▶ [TO DO] Check each line of the entries below for the string "PurpleAir"; copy every line where it appears.

(Records that describe figures)

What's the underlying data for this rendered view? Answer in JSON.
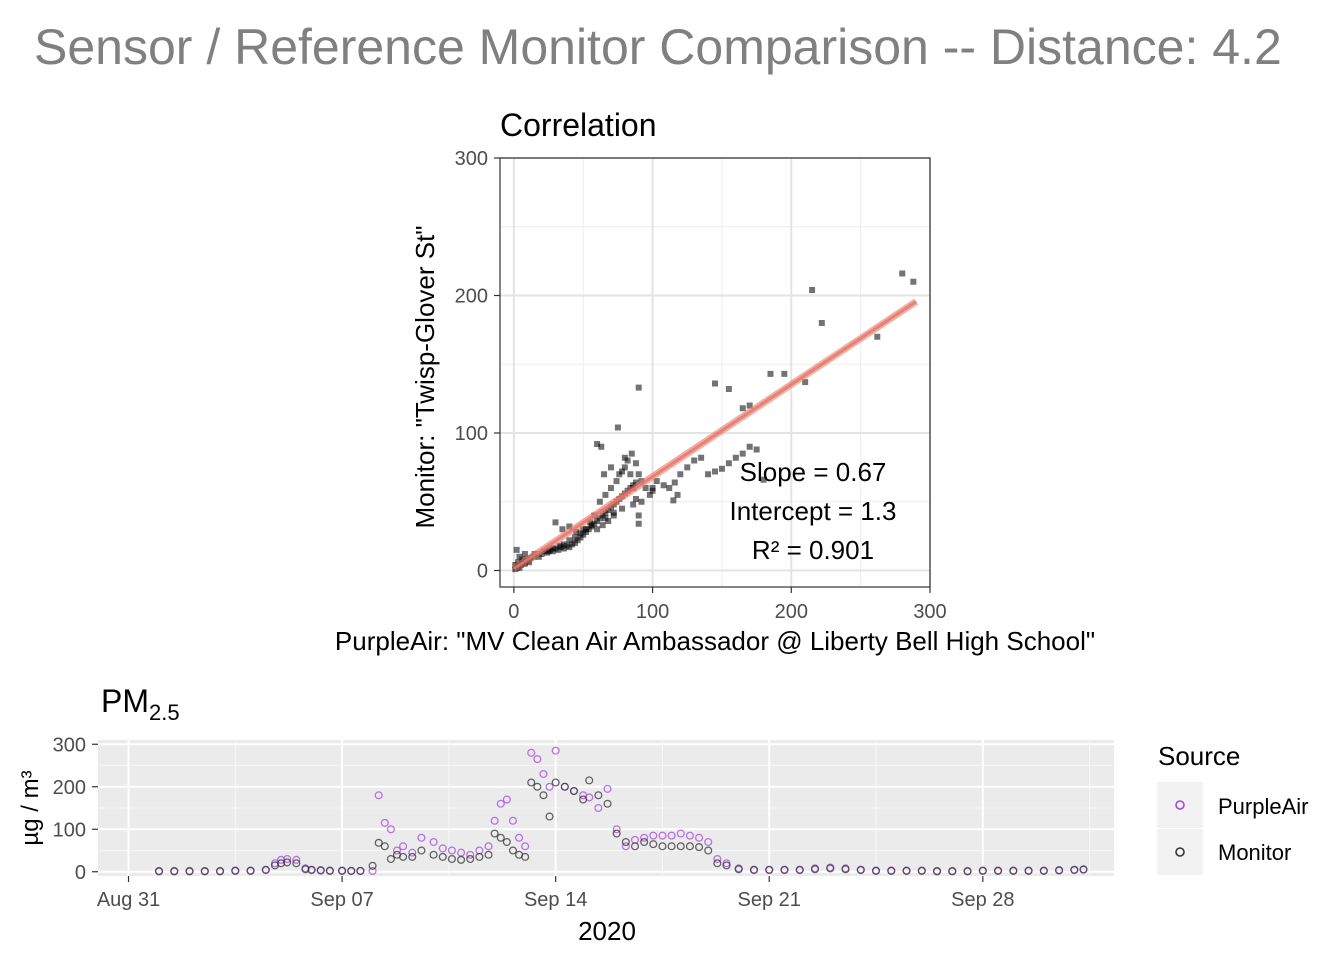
{
  "title": "Sensor / Reference Monitor Comparison -- Distance: 4.2",
  "chart_data": [
    {
      "type": "scatter",
      "title": "Correlation",
      "xlabel": "PurpleAir: \"MV Clean Air Ambassador @ Liberty Bell High School\"",
      "ylabel": "Monitor: \"Twisp-Glover St\"",
      "xlim": [
        -10,
        300
      ],
      "ylim": [
        -12,
        300
      ],
      "x_ticks": [
        0,
        100,
        200,
        300
      ],
      "y_ticks": [
        0,
        100,
        200,
        300
      ],
      "grid": true,
      "fit": {
        "slope": 0.67,
        "intercept": 1.3,
        "r2": 0.901,
        "x_range": [
          0,
          290
        ],
        "color": "#e8786b"
      },
      "annotations": [
        "Slope = 0.67",
        "Intercept = 1.3",
        "R² = 0.901"
      ],
      "points": [
        [
          1,
          1
        ],
        [
          2,
          2
        ],
        [
          3,
          3
        ],
        [
          4,
          2
        ],
        [
          5,
          4
        ],
        [
          6,
          5
        ],
        [
          7,
          6
        ],
        [
          8,
          5
        ],
        [
          9,
          7
        ],
        [
          10,
          8
        ],
        [
          12,
          9
        ],
        [
          14,
          10
        ],
        [
          15,
          12
        ],
        [
          2,
          15
        ],
        [
          4,
          10
        ],
        [
          6,
          8
        ],
        [
          8,
          12
        ],
        [
          11,
          6
        ],
        [
          3,
          6
        ],
        [
          1,
          4
        ],
        [
          18,
          10
        ],
        [
          20,
          12
        ],
        [
          22,
          14
        ],
        [
          24,
          13
        ],
        [
          26,
          15
        ],
        [
          28,
          14
        ],
        [
          30,
          16
        ],
        [
          32,
          15
        ],
        [
          34,
          17
        ],
        [
          36,
          16
        ],
        [
          38,
          18
        ],
        [
          40,
          17
        ],
        [
          42,
          19
        ],
        [
          44,
          20
        ],
        [
          46,
          22
        ],
        [
          48,
          24
        ],
        [
          50,
          26
        ],
        [
          52,
          28
        ],
        [
          54,
          30
        ],
        [
          56,
          32
        ],
        [
          58,
          34
        ],
        [
          60,
          36
        ],
        [
          62,
          38
        ],
        [
          64,
          40
        ],
        [
          66,
          42
        ],
        [
          68,
          44
        ],
        [
          70,
          46
        ],
        [
          72,
          48
        ],
        [
          74,
          50
        ],
        [
          76,
          52
        ],
        [
          78,
          54
        ],
        [
          80,
          56
        ],
        [
          82,
          58
        ],
        [
          84,
          60
        ],
        [
          86,
          62
        ],
        [
          88,
          64
        ],
        [
          60,
          30
        ],
        [
          64,
          33
        ],
        [
          68,
          36
        ],
        [
          72,
          40
        ],
        [
          30,
          35
        ],
        [
          35,
          30
        ],
        [
          40,
          32
        ],
        [
          45,
          28
        ],
        [
          50,
          30
        ],
        [
          55,
          35
        ],
        [
          58,
          40
        ],
        [
          62,
          50
        ],
        [
          66,
          55
        ],
        [
          70,
          60
        ],
        [
          74,
          65
        ],
        [
          76,
          70
        ],
        [
          78,
          72
        ],
        [
          80,
          75
        ],
        [
          82,
          80
        ],
        [
          85,
          85
        ],
        [
          88,
          78
        ],
        [
          90,
          70
        ],
        [
          92,
          65
        ],
        [
          95,
          60
        ],
        [
          60,
          92
        ],
        [
          63,
          90
        ],
        [
          75,
          104
        ],
        [
          90,
          133
        ],
        [
          65,
          70
        ],
        [
          70,
          75
        ],
        [
          80,
          82
        ],
        [
          84,
          70
        ],
        [
          86,
          60
        ],
        [
          88,
          52
        ],
        [
          90,
          40
        ],
        [
          90,
          34
        ],
        [
          100,
          58
        ],
        [
          108,
          62
        ],
        [
          112,
          60
        ],
        [
          116,
          64
        ],
        [
          118,
          55
        ],
        [
          115,
          51
        ],
        [
          120,
          70
        ],
        [
          125,
          75
        ],
        [
          130,
          80
        ],
        [
          135,
          82
        ],
        [
          140,
          70
        ],
        [
          145,
          72
        ],
        [
          150,
          74
        ],
        [
          155,
          78
        ],
        [
          160,
          82
        ],
        [
          165,
          85
        ],
        [
          170,
          90
        ],
        [
          175,
          88
        ],
        [
          180,
          66
        ],
        [
          145,
          136
        ],
        [
          155,
          132
        ],
        [
          165,
          118
        ],
        [
          170,
          120
        ],
        [
          185,
          143
        ],
        [
          195,
          143
        ],
        [
          210,
          137
        ],
        [
          215,
          204
        ],
        [
          222,
          180
        ],
        [
          262,
          170
        ],
        [
          280,
          216
        ],
        [
          288,
          210
        ],
        [
          100,
          60
        ],
        [
          103,
          65
        ],
        [
          98,
          55
        ],
        [
          92,
          50
        ],
        [
          86,
          48
        ],
        [
          78,
          45
        ],
        [
          72,
          42
        ],
        [
          66,
          38
        ],
        [
          56,
          33
        ],
        [
          52,
          30
        ],
        [
          48,
          27
        ],
        [
          44,
          24
        ],
        [
          40,
          22
        ],
        [
          36,
          19
        ],
        [
          33,
          18
        ],
        [
          28,
          16
        ],
        [
          25,
          14
        ]
      ]
    },
    {
      "type": "scatter",
      "title": "PM",
      "title_sub": "2.5",
      "xlabel": "2020",
      "ylabel": "µg / m³",
      "ylim": [
        -10,
        310
      ],
      "y_ticks": [
        0,
        100,
        200,
        300
      ],
      "x_ticks": [
        "Aug 31",
        "Sep 07",
        "Sep 14",
        "Sep 21",
        "Sep 28"
      ],
      "x_tick_days": [
        0,
        7,
        14,
        21,
        28
      ],
      "xlim_days": [
        -1,
        32.3
      ],
      "legend": {
        "title": "Source",
        "position": "right",
        "entries": [
          {
            "name": "PurpleAir",
            "color": "#a347e6"
          },
          {
            "name": "Monitor",
            "color": "#333333"
          }
        ]
      },
      "series": [
        {
          "name": "PurpleAir",
          "color": "#a347e6",
          "x": [
            1,
            1.5,
            2,
            2.5,
            3,
            3.5,
            4,
            4.5,
            4.8,
            5,
            5.2,
            5.5,
            5.8,
            6,
            6.3,
            6.6,
            7,
            7.3,
            7.6,
            8,
            8.2,
            8.4,
            8.6,
            8.8,
            9,
            9.3,
            9.6,
            10,
            10.3,
            10.6,
            10.9,
            11.2,
            11.5,
            11.8,
            12,
            12.2,
            12.4,
            12.6,
            12.8,
            13,
            13.2,
            13.4,
            13.6,
            13.8,
            14,
            14.3,
            14.6,
            14.9,
            15.1,
            15.4,
            15.7,
            16,
            16.3,
            16.6,
            16.9,
            17.2,
            17.5,
            17.8,
            18.1,
            18.4,
            18.7,
            19,
            19.3,
            19.6,
            20,
            20.5,
            21,
            21.5,
            22,
            22.5,
            23,
            23.5,
            24,
            24.5,
            25,
            25.5,
            26,
            26.5,
            27,
            27.5,
            28,
            28.5,
            29,
            29.5,
            30,
            30.5,
            31,
            31.3
          ],
          "y": [
            2,
            2,
            2,
            2,
            2,
            3,
            3,
            5,
            20,
            28,
            30,
            28,
            8,
            5,
            4,
            3,
            3,
            2,
            2,
            2,
            180,
            115,
            100,
            50,
            60,
            45,
            80,
            70,
            55,
            50,
            45,
            40,
            50,
            60,
            120,
            160,
            170,
            120,
            80,
            60,
            280,
            265,
            230,
            200,
            285,
            200,
            190,
            180,
            175,
            150,
            195,
            100,
            60,
            75,
            80,
            85,
            85,
            85,
            90,
            85,
            80,
            70,
            30,
            20,
            8,
            5,
            5,
            5,
            5,
            8,
            10,
            8,
            5,
            3,
            3,
            3,
            3,
            2,
            2,
            2,
            3,
            3,
            3,
            3,
            3,
            4,
            5,
            6
          ]
        },
        {
          "name": "Monitor",
          "color": "#333333",
          "x": [
            1,
            1.5,
            2,
            2.5,
            3,
            3.5,
            4,
            4.5,
            4.8,
            5,
            5.2,
            5.5,
            5.8,
            6,
            6.3,
            6.6,
            7,
            7.3,
            7.6,
            8,
            8.2,
            8.4,
            8.6,
            8.8,
            9,
            9.3,
            9.6,
            10,
            10.3,
            10.6,
            10.9,
            11.2,
            11.5,
            11.8,
            12,
            12.2,
            12.4,
            12.6,
            12.8,
            13,
            13.2,
            13.4,
            13.6,
            13.8,
            14,
            14.3,
            14.6,
            14.9,
            15.1,
            15.4,
            15.7,
            16,
            16.3,
            16.6,
            16.9,
            17.2,
            17.5,
            17.8,
            18.1,
            18.4,
            18.7,
            19,
            19.3,
            19.6,
            20,
            20.5,
            21,
            21.5,
            22,
            22.5,
            23,
            23.5,
            24,
            24.5,
            25,
            25.5,
            26,
            26.5,
            27,
            27.5,
            28,
            28.5,
            29,
            29.5,
            30,
            30.5,
            31,
            31.3
          ],
          "y": [
            1,
            1,
            1,
            1,
            1,
            2,
            2,
            4,
            15,
            20,
            22,
            20,
            6,
            4,
            3,
            2,
            2,
            2,
            2,
            14,
            68,
            60,
            30,
            40,
            35,
            35,
            50,
            40,
            35,
            30,
            28,
            30,
            35,
            40,
            90,
            80,
            70,
            50,
            40,
            35,
            210,
            200,
            180,
            130,
            210,
            200,
            190,
            170,
            215,
            180,
            160,
            90,
            70,
            60,
            70,
            65,
            60,
            60,
            60,
            60,
            58,
            50,
            20,
            15,
            6,
            4,
            4,
            4,
            4,
            6,
            8,
            6,
            4,
            2,
            2,
            2,
            2,
            1,
            1,
            1,
            2,
            2,
            2,
            2,
            2,
            3,
            4,
            5
          ]
        }
      ]
    }
  ]
}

▶ [WORKED SOLUTION]
      "xlabel": "PurpleAir: \"MV Clean Air Ambassador @ Liberty Bell High School\"",
            "name": "PurpleAir",
          "name": "PurpleAir",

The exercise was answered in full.